**LISTING**

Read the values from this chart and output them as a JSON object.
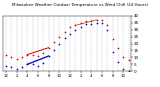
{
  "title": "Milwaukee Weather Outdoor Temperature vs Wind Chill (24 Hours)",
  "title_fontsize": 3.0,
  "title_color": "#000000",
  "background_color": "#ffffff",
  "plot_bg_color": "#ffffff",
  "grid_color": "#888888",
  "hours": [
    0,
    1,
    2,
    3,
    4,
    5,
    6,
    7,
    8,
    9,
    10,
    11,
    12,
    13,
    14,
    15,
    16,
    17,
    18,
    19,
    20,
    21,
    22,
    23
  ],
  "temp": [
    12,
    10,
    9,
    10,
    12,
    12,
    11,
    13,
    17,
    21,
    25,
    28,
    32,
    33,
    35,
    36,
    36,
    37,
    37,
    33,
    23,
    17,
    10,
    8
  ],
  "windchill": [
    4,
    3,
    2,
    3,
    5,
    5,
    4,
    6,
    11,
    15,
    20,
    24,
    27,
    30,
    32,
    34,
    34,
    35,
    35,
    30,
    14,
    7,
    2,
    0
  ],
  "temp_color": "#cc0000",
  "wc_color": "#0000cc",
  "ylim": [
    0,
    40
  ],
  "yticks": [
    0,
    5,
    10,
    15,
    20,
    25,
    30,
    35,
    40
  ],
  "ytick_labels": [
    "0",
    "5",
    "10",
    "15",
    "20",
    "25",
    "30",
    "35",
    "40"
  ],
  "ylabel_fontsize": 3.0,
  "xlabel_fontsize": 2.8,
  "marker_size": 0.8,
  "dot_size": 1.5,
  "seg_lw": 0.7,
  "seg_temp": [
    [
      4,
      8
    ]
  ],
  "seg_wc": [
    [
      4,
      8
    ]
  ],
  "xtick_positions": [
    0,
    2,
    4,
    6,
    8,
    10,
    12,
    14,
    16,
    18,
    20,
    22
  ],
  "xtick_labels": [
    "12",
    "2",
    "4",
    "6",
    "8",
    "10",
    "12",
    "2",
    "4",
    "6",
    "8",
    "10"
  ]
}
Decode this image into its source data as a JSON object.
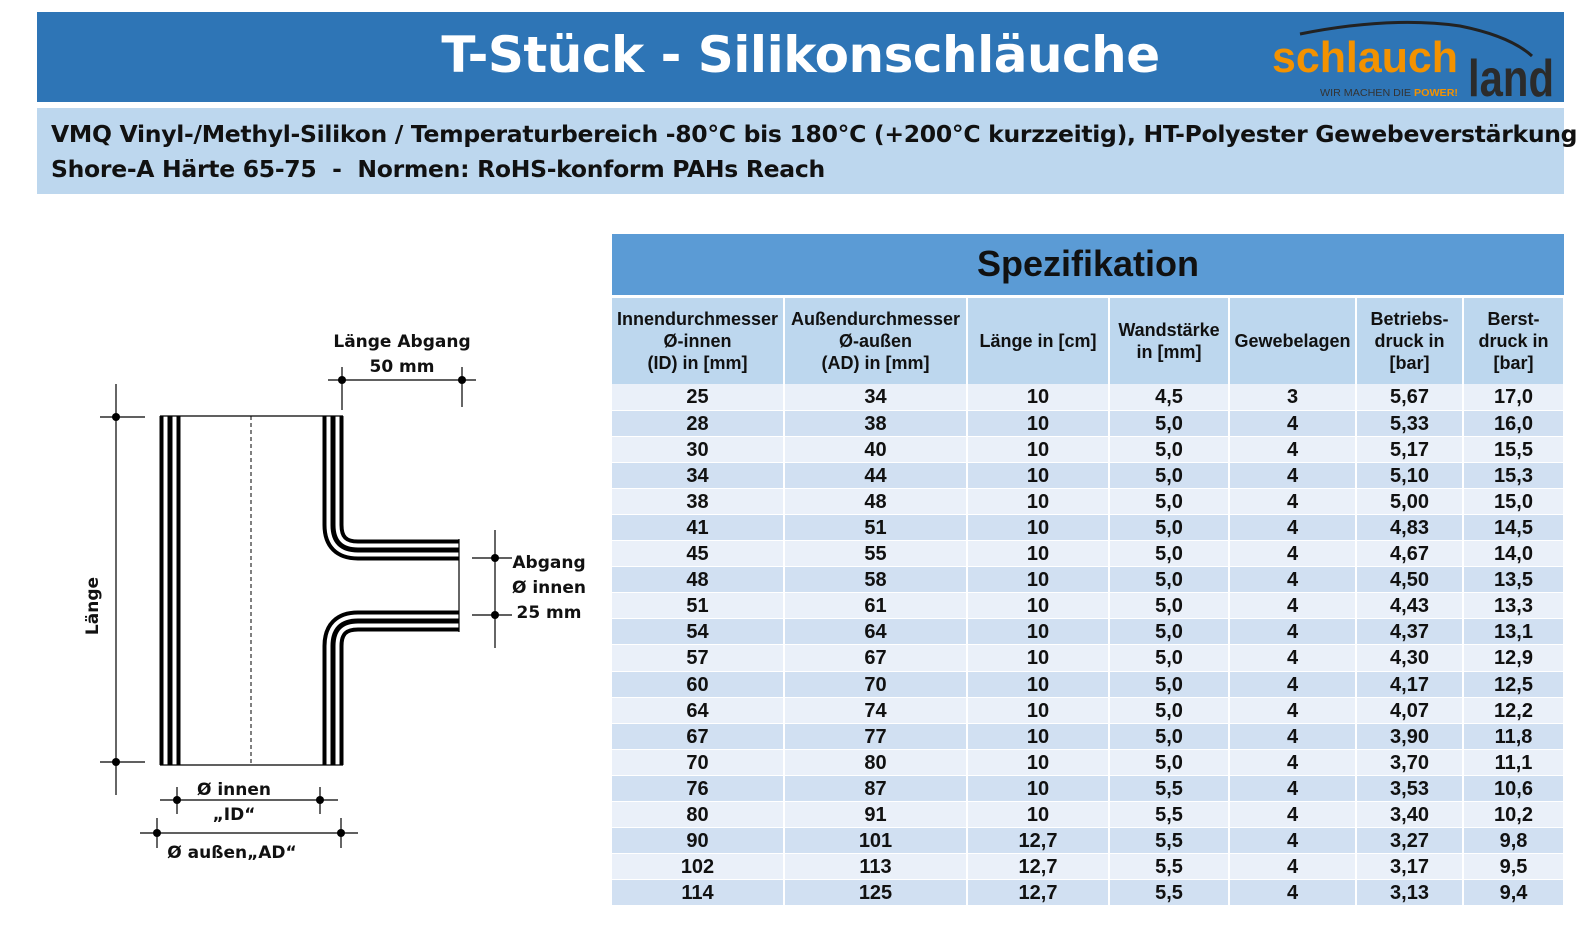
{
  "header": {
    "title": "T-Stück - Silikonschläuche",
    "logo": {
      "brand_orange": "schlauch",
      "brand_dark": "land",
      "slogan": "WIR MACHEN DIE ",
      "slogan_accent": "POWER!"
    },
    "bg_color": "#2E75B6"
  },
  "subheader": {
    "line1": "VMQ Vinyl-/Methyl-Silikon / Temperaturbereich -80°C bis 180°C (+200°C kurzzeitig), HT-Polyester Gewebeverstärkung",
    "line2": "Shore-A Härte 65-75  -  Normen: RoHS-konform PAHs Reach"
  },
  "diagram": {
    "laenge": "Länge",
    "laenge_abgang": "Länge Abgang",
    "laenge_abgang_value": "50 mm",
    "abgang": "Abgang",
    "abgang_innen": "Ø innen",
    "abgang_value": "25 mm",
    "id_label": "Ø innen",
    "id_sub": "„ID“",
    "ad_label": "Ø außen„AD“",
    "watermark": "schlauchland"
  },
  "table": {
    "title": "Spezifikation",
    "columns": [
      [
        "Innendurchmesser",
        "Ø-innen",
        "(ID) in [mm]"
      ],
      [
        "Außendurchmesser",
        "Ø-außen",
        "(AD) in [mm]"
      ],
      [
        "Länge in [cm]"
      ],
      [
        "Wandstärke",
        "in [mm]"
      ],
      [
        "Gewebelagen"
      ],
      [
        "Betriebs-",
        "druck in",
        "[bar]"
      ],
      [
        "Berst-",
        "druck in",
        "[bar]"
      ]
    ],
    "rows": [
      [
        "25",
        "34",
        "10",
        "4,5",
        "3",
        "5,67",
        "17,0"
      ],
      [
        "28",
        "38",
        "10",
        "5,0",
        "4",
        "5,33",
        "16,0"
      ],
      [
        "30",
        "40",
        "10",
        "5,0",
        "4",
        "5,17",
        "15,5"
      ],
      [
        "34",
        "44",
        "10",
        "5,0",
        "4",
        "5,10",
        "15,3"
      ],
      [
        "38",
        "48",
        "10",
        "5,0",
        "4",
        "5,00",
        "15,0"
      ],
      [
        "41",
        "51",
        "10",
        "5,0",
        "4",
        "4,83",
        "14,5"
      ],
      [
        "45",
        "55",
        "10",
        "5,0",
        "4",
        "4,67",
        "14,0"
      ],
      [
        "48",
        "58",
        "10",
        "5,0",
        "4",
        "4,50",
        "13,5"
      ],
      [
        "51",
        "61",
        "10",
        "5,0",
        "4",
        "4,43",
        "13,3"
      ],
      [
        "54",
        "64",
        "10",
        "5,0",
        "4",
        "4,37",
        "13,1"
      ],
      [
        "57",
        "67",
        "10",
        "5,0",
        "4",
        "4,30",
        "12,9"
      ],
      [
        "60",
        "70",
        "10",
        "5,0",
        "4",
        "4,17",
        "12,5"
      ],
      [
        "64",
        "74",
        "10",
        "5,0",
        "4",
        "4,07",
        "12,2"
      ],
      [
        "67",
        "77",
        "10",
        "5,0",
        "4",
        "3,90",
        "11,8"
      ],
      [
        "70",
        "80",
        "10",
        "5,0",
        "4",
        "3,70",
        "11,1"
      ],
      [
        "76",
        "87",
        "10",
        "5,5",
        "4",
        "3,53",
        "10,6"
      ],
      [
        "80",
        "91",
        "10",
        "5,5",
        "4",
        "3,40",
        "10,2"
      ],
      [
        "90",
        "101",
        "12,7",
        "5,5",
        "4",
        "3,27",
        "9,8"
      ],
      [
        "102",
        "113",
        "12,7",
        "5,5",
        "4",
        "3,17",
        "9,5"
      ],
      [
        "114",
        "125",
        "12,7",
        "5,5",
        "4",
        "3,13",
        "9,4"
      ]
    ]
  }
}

---

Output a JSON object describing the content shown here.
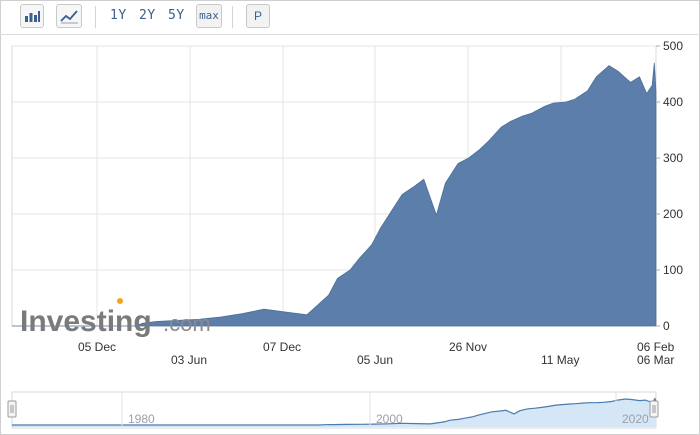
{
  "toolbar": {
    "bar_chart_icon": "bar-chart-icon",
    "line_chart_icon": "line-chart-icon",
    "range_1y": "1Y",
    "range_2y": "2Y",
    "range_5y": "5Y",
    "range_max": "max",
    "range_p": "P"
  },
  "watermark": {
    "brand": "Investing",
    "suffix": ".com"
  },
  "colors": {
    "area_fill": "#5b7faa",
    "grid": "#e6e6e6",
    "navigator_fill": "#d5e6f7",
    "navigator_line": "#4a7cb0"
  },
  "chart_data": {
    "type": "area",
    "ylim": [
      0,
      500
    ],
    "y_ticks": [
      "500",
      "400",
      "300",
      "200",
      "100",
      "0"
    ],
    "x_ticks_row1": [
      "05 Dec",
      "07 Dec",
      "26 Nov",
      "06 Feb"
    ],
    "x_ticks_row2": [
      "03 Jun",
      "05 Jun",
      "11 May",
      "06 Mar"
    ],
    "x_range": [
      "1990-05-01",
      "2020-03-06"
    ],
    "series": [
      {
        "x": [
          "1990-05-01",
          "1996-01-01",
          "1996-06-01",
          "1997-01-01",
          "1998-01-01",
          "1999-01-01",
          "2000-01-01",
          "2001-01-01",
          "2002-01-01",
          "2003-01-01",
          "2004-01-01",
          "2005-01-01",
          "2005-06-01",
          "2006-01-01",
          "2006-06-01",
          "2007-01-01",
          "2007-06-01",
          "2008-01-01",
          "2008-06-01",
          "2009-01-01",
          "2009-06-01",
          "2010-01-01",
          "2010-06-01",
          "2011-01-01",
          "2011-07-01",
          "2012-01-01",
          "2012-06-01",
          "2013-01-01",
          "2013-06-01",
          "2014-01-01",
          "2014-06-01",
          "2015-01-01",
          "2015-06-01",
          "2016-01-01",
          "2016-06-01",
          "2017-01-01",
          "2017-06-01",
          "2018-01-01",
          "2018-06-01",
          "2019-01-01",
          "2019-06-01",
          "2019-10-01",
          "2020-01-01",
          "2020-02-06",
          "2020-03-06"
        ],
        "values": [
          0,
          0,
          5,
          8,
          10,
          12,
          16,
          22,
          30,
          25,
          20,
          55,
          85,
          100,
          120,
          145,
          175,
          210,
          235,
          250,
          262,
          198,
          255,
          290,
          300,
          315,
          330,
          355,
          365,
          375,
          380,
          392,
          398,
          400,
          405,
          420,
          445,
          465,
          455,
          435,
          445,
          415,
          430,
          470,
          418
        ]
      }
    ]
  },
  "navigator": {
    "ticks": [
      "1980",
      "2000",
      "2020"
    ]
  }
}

---

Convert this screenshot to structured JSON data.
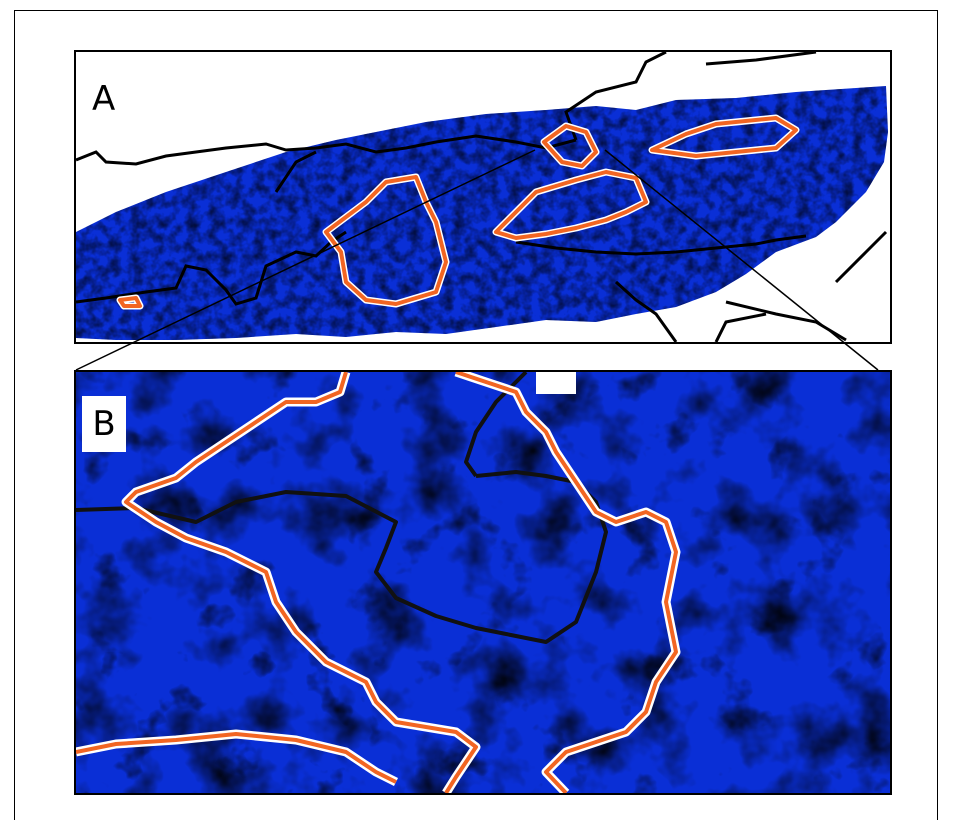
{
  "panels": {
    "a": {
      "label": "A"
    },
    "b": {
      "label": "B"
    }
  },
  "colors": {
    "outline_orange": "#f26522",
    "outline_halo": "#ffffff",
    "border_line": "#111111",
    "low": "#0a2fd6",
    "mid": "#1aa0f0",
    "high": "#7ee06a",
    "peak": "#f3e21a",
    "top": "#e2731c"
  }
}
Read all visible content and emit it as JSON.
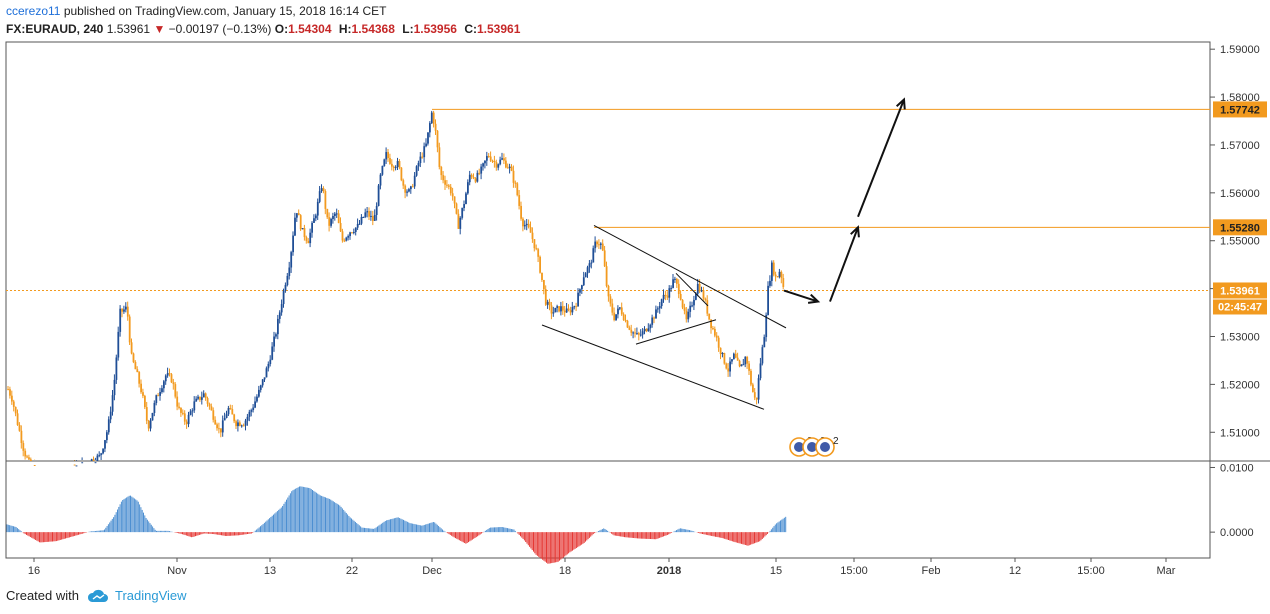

**WRITTEN EXERCISE**
Nothing but the lines from the one with "Convert this screenshot" through the one with "Read all visible content and emit it as JSON." should be copied, word for word. Pictures are left out.

**COMPLETE RESPONSE**
Convert this screenshot to structured JSON data.
{
  "panels": {
    "a": {
      "label": "A"
    },
    "b": {
      "label": "B"
    }
  },
  "colors": {
    "outline_orange": "#f26522",
    "outline_halo": "#ffffff",
    "border_line": "#111111",
    "low": "#0a2fd6",
    "mid": "#1aa0f0",
    "high": "#7ee06a",
    "peak": "#f3e21a",
    "top": "#e2731c"
  }
}
Read all visible content and emit it as JSON.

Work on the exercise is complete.